··· FRAGMENT TEKSTU
Strzały w Halle. Szef MSW: musimy wyjść z założenia, że to atak o podłożu antysemickim

Aktualizacja:

Dwie osoby zginęły w środę od strzałów z pistoletu maszynowego w pobliżu synagogi w mieście Halle we wschodnioniemieckim kraju związkowym Saksonia-Anhalt. Niemieckie MSW poinformowało, że jedna osoba jest ranna. Do ataku doszło w czasie żydowskiego święta Jom Kipur. Jedna osoba została zatrzymana w związku ze sprawą. Wieczorem policja odwołała stan zagrożenia w mieście.

Śledztwo dotyczące ataku w Halle przejęła prokuratura federalna w Karlsruhe, której podlegają m.in. sprawy związane z zamachami terrorystycznymi. Jak wyjaśniono, decyzja taka zapadła ze względu na "szczególne znaczenie sprawy" dla "bezpieczeństwa wewnętrznego Republiki Federalnej Niemiec".

Co do szczegółów sprawy nadal jest wiele niewiadomych. Policja oszczędnie udziela informacji, apelując do mediów o nieprzekazywanie niesprawdzonych doniesień, a do mieszkańców o przestrzeganie zaleceń porządkowych oraz dostarczanie wszelkich zdjęć i nagrań związanych ze sprawą.

Strzały w Halle

Rzeczniczka władz miejskich Halle, cytowana przez agencję Reutera, podała, że strzały padły przed synagogą na Humboldtstrasse i sąsiadującym z nią cmentarzem, natomiast drugim celem miał być pobliski kebab bar.

Niemiecki regionalny nadawca publiczny MDR twierdzi, że ofiary śmiertelne to mężczyzna, który miał zginąć w barze i kobieta zastrzelona na Humboldtstrasse.

Szef niemieckiego Ministerstwa Spraw Wewnętrznych Horst Seehofer potwierdził w środę wieczorem, że w ataku zginęły dwie osoby i jedna została ranna. - Przy obecnym stanie wiedzy musimy wychodzić z założenia, że chodziło o atak o podłożu antysemickim - powiedział.

Policja: co najmniej dwa miejsca zdarzenia

Policja w środę po południu informowała, że "mówimy o co najmniej dwóch miejscach zdarzenia i jednym sprawcy, który zbiegł, będąc uzbrojonym". Według służb "nie jest jednak wykluczone, że były w to zaangażowane również inne osoby". - Wymaga to jednak jeszcze potwierdzenia - wyjaśnił rzecznik policji Ralf Karlstedt.
······
··· REKORDY DANYCH
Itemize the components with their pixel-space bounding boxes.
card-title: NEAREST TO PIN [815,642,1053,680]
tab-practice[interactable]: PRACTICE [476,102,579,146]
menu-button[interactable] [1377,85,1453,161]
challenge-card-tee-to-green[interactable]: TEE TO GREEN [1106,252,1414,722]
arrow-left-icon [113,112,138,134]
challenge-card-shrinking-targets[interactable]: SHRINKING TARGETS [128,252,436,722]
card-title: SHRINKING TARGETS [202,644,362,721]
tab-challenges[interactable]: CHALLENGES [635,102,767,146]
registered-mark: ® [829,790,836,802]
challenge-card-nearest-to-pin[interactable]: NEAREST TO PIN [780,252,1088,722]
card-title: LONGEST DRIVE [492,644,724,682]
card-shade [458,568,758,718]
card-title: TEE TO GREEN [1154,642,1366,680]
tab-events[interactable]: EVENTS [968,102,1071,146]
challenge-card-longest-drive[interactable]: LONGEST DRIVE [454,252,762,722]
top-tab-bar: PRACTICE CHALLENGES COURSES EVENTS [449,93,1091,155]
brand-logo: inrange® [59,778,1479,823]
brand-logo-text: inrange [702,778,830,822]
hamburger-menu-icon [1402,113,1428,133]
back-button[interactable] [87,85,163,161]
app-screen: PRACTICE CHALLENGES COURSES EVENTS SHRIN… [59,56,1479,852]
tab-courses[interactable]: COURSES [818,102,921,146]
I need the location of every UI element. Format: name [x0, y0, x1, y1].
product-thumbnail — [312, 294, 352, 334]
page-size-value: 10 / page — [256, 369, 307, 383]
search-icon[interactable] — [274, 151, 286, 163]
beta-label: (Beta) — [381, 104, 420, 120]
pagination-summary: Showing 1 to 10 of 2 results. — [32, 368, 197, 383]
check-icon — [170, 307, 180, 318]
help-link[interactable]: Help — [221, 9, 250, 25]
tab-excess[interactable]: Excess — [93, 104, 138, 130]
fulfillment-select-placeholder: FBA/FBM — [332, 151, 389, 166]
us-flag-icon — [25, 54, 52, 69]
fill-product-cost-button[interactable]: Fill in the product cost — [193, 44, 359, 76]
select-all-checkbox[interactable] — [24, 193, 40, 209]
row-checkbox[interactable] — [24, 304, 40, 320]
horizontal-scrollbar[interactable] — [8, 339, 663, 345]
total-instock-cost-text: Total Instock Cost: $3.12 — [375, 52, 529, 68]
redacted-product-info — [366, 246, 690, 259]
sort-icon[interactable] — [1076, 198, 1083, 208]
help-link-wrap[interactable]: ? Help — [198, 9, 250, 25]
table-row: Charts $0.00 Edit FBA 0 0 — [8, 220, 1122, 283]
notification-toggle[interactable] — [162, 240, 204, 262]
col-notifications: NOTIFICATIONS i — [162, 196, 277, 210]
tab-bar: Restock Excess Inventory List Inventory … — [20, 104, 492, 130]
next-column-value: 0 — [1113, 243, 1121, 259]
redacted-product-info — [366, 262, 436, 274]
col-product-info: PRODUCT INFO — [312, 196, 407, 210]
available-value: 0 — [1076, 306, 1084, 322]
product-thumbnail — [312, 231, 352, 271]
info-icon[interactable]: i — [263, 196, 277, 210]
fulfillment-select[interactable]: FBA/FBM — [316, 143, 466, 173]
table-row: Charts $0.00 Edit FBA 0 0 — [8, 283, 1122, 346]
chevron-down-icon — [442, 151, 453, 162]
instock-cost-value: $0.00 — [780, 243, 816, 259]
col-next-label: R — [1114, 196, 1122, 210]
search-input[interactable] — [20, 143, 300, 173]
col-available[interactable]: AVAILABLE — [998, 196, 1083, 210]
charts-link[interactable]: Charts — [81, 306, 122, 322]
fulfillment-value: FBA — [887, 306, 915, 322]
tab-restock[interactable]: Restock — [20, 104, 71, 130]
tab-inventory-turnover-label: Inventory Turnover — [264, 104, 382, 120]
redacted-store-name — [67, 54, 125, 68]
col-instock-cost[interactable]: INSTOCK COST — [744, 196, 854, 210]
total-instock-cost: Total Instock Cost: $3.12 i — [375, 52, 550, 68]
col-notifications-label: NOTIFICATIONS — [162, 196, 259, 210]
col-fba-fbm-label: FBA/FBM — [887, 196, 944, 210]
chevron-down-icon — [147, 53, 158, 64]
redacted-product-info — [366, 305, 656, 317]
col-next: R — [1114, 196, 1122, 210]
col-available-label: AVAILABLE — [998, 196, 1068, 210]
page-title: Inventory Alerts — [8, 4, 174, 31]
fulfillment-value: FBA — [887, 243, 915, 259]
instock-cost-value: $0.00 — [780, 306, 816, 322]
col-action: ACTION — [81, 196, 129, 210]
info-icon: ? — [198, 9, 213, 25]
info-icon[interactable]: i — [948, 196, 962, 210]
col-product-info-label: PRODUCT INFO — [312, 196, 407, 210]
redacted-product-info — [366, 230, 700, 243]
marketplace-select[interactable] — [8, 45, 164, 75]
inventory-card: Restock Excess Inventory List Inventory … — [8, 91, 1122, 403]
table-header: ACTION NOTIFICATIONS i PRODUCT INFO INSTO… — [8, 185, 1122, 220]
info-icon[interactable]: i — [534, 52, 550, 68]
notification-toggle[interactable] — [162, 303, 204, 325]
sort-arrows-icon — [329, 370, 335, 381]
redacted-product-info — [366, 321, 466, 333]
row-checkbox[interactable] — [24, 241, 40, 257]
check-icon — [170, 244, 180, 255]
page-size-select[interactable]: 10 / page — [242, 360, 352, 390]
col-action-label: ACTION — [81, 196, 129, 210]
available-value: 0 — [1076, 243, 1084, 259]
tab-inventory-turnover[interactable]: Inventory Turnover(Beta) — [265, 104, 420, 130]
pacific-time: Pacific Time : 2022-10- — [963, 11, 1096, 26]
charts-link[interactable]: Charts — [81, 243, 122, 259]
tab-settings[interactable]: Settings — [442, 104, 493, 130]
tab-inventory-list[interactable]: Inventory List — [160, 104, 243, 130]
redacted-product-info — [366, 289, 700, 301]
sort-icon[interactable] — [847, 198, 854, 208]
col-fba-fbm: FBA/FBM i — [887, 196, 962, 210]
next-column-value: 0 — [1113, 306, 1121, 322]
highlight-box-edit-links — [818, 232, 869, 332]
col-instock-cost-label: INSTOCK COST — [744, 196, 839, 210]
······
→ ĆWICZENIA:
• A. Która prokuratura przejęła śledztwo w sprawie ataku według tekstu o ataku w Halle?
• B. Należy przepisać bez zmian fragment rekordów od ich początku do wiersza zawierającego „menu-button[interactable] [1377,85,1453,161]” włącznie.

→ OMÓWIONE ROZWIĄZANIA:
• A. Prokuratura federalna w Karlsruhe.

• B.
Itemize the components with their pixel-space bounding boxes.
card-title: NEAREST TO PIN [815,642,1053,680]
tab-practice[interactable]: PRACTICE [476,102,579,146]
menu-button[interactable] [1377,85,1453,161]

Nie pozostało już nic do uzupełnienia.